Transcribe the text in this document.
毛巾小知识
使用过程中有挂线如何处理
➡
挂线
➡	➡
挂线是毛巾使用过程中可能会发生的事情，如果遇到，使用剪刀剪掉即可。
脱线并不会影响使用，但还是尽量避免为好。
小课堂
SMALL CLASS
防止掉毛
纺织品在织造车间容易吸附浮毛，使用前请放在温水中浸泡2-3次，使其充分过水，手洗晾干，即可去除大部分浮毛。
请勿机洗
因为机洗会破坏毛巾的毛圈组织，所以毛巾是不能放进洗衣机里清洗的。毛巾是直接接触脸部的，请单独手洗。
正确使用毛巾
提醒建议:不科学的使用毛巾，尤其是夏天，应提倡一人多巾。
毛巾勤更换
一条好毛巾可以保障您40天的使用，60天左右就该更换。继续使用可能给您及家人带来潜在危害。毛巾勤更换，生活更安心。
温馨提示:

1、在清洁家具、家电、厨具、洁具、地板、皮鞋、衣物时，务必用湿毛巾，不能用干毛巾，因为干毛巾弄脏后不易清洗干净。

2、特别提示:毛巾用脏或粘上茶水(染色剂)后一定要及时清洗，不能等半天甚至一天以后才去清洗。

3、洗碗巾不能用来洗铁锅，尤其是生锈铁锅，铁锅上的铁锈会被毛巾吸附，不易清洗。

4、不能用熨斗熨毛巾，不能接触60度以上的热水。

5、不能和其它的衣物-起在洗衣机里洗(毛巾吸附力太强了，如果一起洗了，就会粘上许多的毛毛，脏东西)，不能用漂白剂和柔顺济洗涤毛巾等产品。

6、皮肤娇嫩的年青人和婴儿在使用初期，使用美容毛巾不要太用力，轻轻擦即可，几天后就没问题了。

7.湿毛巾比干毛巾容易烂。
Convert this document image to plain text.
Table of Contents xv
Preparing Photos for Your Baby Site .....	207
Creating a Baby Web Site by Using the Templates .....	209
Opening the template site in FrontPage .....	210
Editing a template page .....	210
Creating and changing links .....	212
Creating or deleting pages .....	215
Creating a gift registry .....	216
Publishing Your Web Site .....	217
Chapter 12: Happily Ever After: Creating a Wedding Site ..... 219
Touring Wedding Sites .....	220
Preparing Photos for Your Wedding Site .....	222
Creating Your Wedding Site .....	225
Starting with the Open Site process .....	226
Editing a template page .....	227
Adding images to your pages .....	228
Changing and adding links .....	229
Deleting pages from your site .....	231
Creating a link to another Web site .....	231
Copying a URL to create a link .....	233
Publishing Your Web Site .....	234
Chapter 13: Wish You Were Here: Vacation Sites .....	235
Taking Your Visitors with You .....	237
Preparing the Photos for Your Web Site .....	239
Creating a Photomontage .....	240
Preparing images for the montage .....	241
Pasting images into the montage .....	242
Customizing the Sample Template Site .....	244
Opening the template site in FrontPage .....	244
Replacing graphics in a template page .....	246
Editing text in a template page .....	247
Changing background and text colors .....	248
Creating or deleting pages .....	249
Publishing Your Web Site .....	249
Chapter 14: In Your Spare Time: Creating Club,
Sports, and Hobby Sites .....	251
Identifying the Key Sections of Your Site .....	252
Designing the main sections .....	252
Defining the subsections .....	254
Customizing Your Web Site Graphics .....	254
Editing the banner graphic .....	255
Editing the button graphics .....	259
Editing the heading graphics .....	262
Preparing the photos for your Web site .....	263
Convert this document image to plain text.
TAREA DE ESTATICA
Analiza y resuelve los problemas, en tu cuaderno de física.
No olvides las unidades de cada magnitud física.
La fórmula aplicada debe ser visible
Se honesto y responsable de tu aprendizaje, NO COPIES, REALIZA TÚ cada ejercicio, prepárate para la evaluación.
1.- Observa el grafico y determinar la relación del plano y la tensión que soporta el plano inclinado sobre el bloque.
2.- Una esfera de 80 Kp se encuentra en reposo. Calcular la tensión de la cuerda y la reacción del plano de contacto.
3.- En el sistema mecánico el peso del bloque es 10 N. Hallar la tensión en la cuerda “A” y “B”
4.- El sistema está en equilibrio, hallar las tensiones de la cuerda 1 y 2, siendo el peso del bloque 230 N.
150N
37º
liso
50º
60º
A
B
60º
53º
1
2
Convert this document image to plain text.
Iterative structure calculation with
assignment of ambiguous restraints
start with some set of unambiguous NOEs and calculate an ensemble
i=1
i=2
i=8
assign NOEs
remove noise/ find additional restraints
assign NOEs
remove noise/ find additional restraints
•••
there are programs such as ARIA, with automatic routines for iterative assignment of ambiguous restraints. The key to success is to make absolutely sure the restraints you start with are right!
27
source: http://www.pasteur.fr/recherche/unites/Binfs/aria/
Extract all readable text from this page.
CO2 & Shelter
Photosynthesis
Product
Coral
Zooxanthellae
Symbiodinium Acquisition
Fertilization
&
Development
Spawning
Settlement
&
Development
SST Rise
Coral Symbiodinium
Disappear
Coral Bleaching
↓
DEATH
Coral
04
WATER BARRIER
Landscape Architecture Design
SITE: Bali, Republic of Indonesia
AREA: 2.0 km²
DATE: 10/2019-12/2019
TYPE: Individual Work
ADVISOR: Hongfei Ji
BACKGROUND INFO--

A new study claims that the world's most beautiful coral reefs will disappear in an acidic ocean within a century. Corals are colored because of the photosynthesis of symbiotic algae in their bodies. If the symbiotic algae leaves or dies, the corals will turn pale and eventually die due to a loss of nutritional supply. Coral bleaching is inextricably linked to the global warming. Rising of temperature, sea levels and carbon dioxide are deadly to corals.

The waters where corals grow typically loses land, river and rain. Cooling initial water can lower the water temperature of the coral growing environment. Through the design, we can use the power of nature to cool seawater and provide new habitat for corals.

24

**WORK REQUIRED**
Each record above should be repeated exactly as it appears.

**COMPLETED EXERCISE**
Transcribe the text in this document.
毛巾小知识
使用过程中有挂线如何处理
➡
挂线
➡	➡
挂线是毛巾使用过程中可能会发生的事情，如果遇到，使用剪刀剪掉即可。
脱线并不会影响使用，但还是尽量避免为好。
小课堂
SMALL CLASS
防止掉毛
纺织品在织造车间容易吸附浮毛，使用前请放在温水中浸泡2-3次，使其充分过水，手洗晾干，即可去除大部分浮毛。
请勿机洗
因为机洗会破坏毛巾的毛圈组织，所以毛巾是不能放进洗衣机里清洗的。毛巾是直接接触脸部的，请单独手洗。
正确使用毛巾
提醒建议:不科学的使用毛巾，尤其是夏天，应提倡一人多巾。
毛巾勤更换
一条好毛巾可以保障您40天的使用，60天左右就该更换。继续使用可能给您及家人带来潜在危害。毛巾勤更换，生活更安心。
温馨提示:

1、在清洁家具、家电、厨具、洁具、地板、皮鞋、衣物时，务必用湿毛巾，不能用干毛巾，因为干毛巾弄脏后不易清洗干净。

2、特别提示:毛巾用脏或粘上茶水(染色剂)后一定要及时清洗，不能等半天甚至一天以后才去清洗。

3、洗碗巾不能用来洗铁锅，尤其是生锈铁锅，铁锅上的铁锈会被毛巾吸附，不易清洗。

4、不能用熨斗熨毛巾，不能接触60度以上的热水。

5、不能和其它的衣物-起在洗衣机里洗(毛巾吸附力太强了，如果一起洗了，就会粘上许多的毛毛，脏东西)，不能用漂白剂和柔顺济洗涤毛巾等产品。

6、皮肤娇嫩的年青人和婴儿在使用初期，使用美容毛巾不要太用力，轻轻擦即可，几天后就没问题了。

7.湿毛巾比干毛巾容易烂。
Convert this document image to plain text.
Table of Contents xv
Preparing Photos for Your Baby Site .....	207
Creating a Baby Web Site by Using the Templates .....	209
Opening the template site in FrontPage .....	210
Editing a template page .....	210
Creating and changing links .....	212
Creating or deleting pages .....	215
Creating a gift registry .....	216
Publishing Your Web Site .....	217
Chapter 12: Happily Ever After: Creating a Wedding Site ..... 219
Touring Wedding Sites .....	220
Preparing Photos for Your Wedding Site .....	222
Creating Your Wedding Site .....	225
Starting with the Open Site process .....	226
Editing a template page .....	227
Adding images to your pages .....	228
Changing and adding links .....	229
Deleting pages from your site .....	231
Creating a link to another Web site .....	231
Copying a URL to create a link .....	233
Publishing Your Web Site .....	234
Chapter 13: Wish You Were Here: Vacation Sites .....	235
Taking Your Visitors with You .....	237
Preparing the Photos for Your Web Site .....	239
Creating a Photomontage .....	240
Preparing images for the montage .....	241
Pasting images into the montage .....	242
Customizing the Sample Template Site .....	244
Opening the template site in FrontPage .....	244
Replacing graphics in a template page .....	246
Editing text in a template page .....	247
Changing background and text colors .....	248
Creating or deleting pages .....	249
Publishing Your Web Site .....	249
Chapter 14: In Your Spare Time: Creating Club,
Sports, and Hobby Sites .....	251
Identifying the Key Sections of Your Site .....	252
Designing the main sections .....	252
Defining the subsections .....	254
Customizing Your Web Site Graphics .....	254
Editing the banner graphic .....	255
Editing the button graphics .....	259
Editing the heading graphics .....	262
Preparing the photos for your Web site .....	263
Convert this document image to plain text.
TAREA DE ESTATICA
Analiza y resuelve los problemas, en tu cuaderno de física.
No olvides las unidades de cada magnitud física.
La fórmula aplicada debe ser visible
Se honesto y responsable de tu aprendizaje, NO COPIES, REALIZA TÚ cada ejercicio, prepárate para la evaluación.
1.- Observa el grafico y determinar la relación del plano y la tensión que soporta el plano inclinado sobre el bloque.
2.- Una esfera de 80 Kp se encuentra en reposo. Calcular la tensión de la cuerda y la reacción del plano de contacto.
3.- En el sistema mecánico el peso del bloque es 10 N. Hallar la tensión en la cuerda “A” y “B”
4.- El sistema está en equilibrio, hallar las tensiones de la cuerda 1 y 2, siendo el peso del bloque 230 N.
150N
37º
liso
50º
60º
A
B
60º
53º
1
2
Convert this document image to plain text.
Iterative structure calculation with
assignment of ambiguous restraints
start with some set of unambiguous NOEs and calculate an ensemble
i=1
i=2
i=8
assign NOEs
remove noise/ find additional restraints
assign NOEs
remove noise/ find additional restraints
•••
there are programs such as ARIA, with automatic routines for iterative assignment of ambiguous restraints. The key to success is to make absolutely sure the restraints you start with are right!
27
source: http://www.pasteur.fr/recherche/unites/Binfs/aria/
Extract all readable text from this page.
CO2 & Shelter
Photosynthesis
Product
Coral
Zooxanthellae
Symbiodinium Acquisition
Fertilization
&
Development
Spawning
Settlement
&
Development
SST Rise
Coral Symbiodinium
Disappear
Coral Bleaching
↓
DEATH
Coral
04
WATER BARRIER
Landscape Architecture Design
SITE: Bali, Republic of Indonesia
AREA: 2.0 km²
DATE: 10/2019-12/2019
TYPE: Individual Work
ADVISOR: Hongfei Ji
BACKGROUND INFO--

A new study claims that the world's most beautiful coral reefs will disappear in an acidic ocean within a century. Corals are colored because of the photosynthesis of symbiotic algae in their bodies. If the symbiotic algae leaves or dies, the corals will turn pale and eventually die due to a loss of nutritional supply. Coral bleaching is inextricably linked to the global warming. Rising of temperature, sea levels and carbon dioxide are deadly to corals.

The waters where corals grow typically loses land, river and rain. Cooling initial water can lower the water temperature of the coral growing environment. Through the design, we can use the power of nature to cool seawater and provide new habitat for corals.

24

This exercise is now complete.